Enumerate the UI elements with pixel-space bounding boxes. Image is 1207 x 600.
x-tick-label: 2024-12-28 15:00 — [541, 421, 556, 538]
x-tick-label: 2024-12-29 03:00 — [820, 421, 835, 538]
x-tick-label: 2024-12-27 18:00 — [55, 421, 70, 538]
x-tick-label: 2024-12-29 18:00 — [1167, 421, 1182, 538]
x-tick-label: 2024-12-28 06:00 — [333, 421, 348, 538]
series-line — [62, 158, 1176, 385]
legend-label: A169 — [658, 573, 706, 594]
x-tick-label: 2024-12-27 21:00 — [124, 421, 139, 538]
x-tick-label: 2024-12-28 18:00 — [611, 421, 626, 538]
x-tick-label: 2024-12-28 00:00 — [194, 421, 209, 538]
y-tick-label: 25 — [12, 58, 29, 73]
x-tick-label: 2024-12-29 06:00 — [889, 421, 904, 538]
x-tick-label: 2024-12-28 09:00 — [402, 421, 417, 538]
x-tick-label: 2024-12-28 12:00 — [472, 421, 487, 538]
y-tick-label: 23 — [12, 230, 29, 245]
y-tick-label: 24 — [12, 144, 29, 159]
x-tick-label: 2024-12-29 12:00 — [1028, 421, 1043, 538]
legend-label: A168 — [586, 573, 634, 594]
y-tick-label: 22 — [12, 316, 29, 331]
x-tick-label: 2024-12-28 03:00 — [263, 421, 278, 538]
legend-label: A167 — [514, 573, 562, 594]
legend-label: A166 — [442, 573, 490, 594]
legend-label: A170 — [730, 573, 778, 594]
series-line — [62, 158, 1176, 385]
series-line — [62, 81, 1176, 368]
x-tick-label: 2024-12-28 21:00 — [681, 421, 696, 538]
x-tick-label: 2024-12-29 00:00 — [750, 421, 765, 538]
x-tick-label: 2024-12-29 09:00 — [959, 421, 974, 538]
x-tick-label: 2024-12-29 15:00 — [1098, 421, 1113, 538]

◆ ◆ ◆ ◆

DIRECTION:
Please copy out the rows again word for word, starting at the first row and ending at the line that contains "y-tick-label: 25 — [12, 58, 29, 73]", with both of those lines included.

ANSWER TO THE PROBLEM:
Enumerate the UI elements with pixel-space bounding boxes. Image is 1207 x 600.
x-tick-label: 2024-12-28 15:00 — [541, 421, 556, 538]
x-tick-label: 2024-12-29 03:00 — [820, 421, 835, 538]
x-tick-label: 2024-12-27 18:00 — [55, 421, 70, 538]
x-tick-label: 2024-12-29 18:00 — [1167, 421, 1182, 538]
x-tick-label: 2024-12-28 06:00 — [333, 421, 348, 538]
series-line — [62, 158, 1176, 385]
legend-label: A169 — [658, 573, 706, 594]
x-tick-label: 2024-12-27 21:00 — [124, 421, 139, 538]
x-tick-label: 2024-12-28 18:00 — [611, 421, 626, 538]
x-tick-label: 2024-12-28 00:00 — [194, 421, 209, 538]
y-tick-label: 25 — [12, 58, 29, 73]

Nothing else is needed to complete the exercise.